State how many lines of the data contain the word "stronger", and write nothing besides the number.

Data for this exercise:
..............................
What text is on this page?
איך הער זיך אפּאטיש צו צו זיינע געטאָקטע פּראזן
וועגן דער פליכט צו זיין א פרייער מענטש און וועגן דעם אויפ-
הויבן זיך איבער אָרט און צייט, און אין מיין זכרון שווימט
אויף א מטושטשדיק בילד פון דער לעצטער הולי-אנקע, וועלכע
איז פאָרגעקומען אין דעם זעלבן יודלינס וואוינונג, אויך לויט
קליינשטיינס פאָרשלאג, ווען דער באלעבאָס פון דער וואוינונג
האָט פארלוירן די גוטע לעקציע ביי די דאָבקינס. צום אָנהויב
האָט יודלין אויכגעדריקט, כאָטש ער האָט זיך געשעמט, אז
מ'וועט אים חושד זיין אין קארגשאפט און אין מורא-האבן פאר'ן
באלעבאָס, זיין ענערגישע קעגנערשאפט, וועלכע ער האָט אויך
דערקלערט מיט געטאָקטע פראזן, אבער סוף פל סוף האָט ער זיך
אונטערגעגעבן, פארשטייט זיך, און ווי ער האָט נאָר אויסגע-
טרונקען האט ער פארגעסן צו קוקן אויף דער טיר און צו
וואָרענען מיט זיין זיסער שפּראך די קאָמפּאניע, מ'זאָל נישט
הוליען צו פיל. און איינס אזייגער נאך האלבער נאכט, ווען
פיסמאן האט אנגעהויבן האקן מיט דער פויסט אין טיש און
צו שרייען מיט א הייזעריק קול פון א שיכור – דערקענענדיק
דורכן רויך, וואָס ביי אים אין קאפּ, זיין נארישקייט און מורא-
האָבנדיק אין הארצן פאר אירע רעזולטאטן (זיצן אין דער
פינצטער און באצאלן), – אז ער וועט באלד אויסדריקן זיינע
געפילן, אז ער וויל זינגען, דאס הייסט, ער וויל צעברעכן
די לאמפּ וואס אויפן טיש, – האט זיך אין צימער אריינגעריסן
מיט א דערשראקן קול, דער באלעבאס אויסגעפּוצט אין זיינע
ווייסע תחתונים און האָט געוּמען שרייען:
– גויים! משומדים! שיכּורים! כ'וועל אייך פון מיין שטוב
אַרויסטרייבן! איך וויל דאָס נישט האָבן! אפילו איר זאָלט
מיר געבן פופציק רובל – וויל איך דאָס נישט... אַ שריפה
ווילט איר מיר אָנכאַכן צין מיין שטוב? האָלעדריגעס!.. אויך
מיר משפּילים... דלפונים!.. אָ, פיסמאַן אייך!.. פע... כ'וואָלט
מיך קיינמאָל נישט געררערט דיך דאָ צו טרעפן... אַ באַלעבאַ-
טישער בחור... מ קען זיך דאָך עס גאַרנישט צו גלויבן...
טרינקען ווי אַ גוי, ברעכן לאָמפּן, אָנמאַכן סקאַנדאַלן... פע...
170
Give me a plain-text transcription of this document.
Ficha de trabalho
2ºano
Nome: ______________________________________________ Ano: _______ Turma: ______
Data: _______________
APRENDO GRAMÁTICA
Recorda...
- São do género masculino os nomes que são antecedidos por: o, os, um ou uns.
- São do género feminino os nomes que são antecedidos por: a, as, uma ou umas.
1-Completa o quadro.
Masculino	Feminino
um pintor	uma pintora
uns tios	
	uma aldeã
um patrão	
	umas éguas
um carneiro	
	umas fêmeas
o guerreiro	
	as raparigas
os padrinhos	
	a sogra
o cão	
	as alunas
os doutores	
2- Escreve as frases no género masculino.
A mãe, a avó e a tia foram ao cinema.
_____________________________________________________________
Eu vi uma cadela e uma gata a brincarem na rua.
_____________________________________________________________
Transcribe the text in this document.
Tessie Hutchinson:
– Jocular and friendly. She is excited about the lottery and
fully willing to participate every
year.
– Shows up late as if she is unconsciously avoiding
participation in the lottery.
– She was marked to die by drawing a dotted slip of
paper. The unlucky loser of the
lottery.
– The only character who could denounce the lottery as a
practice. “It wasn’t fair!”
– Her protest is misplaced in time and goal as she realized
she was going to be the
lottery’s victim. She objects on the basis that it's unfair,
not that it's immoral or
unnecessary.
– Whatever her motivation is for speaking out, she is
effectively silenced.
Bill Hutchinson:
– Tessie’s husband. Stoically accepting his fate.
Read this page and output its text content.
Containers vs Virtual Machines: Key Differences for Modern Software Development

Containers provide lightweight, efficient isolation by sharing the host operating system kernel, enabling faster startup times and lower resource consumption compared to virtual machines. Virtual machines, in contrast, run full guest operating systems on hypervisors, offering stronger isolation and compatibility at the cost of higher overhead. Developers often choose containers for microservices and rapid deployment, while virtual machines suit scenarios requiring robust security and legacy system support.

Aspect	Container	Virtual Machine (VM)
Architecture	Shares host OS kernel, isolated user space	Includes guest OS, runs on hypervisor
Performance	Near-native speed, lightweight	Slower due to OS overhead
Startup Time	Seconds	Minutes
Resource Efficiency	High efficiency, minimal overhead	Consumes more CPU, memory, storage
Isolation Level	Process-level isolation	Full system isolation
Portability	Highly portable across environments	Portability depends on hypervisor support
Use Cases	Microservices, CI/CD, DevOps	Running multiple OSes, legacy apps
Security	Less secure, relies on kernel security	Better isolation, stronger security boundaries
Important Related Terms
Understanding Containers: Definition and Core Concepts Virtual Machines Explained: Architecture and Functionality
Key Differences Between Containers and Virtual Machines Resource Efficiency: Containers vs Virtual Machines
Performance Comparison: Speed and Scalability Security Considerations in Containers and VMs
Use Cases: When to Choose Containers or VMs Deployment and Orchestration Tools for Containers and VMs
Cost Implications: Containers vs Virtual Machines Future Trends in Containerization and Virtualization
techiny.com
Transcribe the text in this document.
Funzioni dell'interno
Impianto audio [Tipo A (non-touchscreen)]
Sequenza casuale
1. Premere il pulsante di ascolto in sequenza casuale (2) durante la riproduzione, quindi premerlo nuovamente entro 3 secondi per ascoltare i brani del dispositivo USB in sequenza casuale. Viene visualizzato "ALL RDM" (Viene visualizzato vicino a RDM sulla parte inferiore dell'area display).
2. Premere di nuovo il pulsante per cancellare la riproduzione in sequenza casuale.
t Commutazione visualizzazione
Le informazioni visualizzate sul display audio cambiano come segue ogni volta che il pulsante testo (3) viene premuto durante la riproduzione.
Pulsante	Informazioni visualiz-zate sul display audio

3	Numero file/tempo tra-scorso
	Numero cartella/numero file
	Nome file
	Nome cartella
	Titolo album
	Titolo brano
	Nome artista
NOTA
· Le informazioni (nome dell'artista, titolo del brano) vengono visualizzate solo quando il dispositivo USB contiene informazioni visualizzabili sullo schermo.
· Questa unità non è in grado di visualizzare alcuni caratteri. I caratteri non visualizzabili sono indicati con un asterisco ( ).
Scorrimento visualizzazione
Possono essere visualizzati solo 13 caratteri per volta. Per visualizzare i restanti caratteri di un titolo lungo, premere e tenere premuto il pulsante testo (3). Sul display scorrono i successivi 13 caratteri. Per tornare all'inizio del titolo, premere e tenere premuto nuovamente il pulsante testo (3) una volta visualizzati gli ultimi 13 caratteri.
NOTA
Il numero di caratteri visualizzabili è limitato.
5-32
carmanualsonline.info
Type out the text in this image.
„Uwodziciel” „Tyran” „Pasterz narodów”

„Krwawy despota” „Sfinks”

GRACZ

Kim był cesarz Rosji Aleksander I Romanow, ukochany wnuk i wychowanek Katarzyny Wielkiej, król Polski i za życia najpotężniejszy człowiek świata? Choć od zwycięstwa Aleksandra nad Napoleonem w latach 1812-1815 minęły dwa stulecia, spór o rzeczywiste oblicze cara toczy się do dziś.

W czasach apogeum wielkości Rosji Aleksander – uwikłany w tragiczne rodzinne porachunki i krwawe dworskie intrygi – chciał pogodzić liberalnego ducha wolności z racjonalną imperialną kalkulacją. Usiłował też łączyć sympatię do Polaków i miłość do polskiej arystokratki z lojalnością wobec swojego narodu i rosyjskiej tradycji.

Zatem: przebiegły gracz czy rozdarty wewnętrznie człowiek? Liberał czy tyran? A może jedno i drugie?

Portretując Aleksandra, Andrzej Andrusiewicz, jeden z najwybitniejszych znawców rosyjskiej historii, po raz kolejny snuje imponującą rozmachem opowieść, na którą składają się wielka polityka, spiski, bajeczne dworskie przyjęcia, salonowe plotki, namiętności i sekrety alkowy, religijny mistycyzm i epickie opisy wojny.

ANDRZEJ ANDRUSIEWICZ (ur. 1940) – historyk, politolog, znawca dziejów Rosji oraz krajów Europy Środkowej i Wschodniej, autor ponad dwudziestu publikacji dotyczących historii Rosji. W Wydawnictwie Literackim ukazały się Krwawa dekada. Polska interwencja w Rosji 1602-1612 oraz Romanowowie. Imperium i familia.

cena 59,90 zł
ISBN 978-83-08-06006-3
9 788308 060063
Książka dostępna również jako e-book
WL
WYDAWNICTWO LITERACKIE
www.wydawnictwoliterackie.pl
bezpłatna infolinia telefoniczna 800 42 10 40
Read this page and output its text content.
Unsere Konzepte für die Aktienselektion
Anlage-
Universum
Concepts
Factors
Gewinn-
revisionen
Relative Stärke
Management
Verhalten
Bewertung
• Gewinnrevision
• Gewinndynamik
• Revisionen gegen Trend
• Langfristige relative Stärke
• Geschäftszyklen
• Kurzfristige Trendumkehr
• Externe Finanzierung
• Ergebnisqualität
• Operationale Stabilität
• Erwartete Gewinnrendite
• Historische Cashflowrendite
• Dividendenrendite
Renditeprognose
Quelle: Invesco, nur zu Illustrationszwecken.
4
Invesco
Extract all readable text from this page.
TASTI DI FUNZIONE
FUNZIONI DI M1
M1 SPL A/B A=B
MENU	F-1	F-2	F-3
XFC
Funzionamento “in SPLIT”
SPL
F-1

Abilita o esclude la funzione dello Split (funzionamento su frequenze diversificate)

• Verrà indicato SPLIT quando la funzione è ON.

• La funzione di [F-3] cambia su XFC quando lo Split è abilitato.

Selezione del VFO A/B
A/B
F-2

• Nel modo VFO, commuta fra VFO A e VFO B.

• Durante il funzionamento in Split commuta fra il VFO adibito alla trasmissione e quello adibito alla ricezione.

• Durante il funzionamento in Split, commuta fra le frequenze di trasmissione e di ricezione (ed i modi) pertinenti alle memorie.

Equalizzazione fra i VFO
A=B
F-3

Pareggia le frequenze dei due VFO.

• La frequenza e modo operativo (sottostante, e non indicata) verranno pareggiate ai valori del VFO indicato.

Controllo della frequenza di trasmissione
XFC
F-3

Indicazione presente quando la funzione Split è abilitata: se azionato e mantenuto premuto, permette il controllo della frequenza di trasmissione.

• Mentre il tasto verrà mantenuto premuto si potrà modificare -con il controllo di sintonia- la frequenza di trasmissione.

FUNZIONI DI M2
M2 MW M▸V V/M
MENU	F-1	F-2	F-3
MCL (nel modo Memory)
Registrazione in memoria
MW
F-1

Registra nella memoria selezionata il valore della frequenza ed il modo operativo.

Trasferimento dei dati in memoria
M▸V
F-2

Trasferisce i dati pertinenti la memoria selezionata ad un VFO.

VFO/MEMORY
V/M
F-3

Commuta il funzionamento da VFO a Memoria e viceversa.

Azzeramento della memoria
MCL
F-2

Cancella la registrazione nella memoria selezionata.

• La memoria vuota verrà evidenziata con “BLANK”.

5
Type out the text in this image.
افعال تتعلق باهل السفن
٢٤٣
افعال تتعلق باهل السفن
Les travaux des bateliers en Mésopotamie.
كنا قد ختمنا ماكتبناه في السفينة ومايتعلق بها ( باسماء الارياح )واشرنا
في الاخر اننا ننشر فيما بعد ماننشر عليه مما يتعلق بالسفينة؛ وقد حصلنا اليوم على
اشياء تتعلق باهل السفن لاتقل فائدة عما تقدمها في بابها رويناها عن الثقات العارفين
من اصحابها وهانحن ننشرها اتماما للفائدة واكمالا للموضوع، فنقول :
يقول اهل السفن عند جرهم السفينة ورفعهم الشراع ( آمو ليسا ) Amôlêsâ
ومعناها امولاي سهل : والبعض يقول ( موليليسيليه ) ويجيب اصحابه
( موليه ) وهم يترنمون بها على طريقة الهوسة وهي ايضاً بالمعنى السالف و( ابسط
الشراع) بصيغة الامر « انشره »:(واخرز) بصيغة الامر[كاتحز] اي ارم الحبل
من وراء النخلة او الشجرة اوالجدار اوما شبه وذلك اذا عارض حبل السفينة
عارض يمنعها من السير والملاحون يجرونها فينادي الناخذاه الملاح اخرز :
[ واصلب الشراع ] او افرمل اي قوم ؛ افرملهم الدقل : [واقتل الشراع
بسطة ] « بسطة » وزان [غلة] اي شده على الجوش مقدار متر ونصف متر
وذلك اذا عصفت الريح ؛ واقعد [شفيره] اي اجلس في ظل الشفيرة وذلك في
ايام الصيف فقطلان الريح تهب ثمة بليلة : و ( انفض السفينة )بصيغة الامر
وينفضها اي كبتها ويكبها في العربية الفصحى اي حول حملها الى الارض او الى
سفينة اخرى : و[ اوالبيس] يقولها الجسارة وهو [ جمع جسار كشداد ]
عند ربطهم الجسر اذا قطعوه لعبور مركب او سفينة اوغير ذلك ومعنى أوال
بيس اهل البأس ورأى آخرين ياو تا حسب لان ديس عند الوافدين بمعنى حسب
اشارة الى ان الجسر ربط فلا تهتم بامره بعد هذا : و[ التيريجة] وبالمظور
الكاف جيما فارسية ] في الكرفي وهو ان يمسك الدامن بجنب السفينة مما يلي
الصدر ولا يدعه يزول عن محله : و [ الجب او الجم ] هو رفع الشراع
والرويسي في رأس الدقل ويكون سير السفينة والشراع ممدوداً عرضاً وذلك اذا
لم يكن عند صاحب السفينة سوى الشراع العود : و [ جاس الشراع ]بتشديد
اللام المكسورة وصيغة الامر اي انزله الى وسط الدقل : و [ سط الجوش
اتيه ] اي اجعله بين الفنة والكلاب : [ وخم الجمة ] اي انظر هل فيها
..............................
Answer for this exercise: 2